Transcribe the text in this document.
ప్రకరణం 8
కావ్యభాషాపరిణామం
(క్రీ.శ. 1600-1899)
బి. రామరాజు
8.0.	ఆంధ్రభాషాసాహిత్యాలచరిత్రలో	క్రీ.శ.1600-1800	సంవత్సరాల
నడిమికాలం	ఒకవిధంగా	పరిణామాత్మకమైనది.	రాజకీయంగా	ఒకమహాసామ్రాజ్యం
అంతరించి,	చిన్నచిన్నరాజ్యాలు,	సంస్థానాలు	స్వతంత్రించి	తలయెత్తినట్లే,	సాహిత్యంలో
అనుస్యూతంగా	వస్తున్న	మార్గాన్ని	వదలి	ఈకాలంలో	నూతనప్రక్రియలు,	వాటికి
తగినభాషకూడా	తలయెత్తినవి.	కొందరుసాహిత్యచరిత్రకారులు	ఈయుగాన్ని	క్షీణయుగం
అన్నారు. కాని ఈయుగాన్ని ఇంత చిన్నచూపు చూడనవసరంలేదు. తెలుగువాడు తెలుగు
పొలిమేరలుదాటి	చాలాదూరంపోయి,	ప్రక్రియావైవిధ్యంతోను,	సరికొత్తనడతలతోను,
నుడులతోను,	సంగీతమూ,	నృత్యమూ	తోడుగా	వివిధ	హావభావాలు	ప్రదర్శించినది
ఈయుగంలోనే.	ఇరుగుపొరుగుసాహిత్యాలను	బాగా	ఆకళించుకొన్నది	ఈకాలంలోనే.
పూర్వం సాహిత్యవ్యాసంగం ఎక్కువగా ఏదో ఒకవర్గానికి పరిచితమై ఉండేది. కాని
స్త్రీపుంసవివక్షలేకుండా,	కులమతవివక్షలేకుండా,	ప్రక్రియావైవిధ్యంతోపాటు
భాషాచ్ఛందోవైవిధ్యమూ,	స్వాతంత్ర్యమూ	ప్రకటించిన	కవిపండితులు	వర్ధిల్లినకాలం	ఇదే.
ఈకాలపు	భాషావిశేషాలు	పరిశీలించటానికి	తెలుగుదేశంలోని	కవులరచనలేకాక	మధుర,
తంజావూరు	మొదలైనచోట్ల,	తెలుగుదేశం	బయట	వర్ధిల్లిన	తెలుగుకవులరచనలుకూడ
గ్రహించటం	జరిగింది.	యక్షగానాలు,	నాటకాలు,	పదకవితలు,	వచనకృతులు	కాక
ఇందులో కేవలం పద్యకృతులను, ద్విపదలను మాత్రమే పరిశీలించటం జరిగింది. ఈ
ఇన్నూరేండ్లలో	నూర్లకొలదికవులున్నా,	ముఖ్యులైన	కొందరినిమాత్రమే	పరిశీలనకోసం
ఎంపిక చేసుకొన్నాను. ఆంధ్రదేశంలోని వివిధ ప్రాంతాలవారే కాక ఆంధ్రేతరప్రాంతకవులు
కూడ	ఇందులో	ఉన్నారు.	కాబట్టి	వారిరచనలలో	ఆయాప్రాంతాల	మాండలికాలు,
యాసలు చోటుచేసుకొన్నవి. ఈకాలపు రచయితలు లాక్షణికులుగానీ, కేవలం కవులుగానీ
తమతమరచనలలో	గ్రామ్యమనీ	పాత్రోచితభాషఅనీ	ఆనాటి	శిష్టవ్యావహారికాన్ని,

————————

▶ _PROBLEM_
Tally up how many lines in the preceding listing contain the word "లరచనల". Give nothing but the number.

▶ _FULL OUTPUT_
2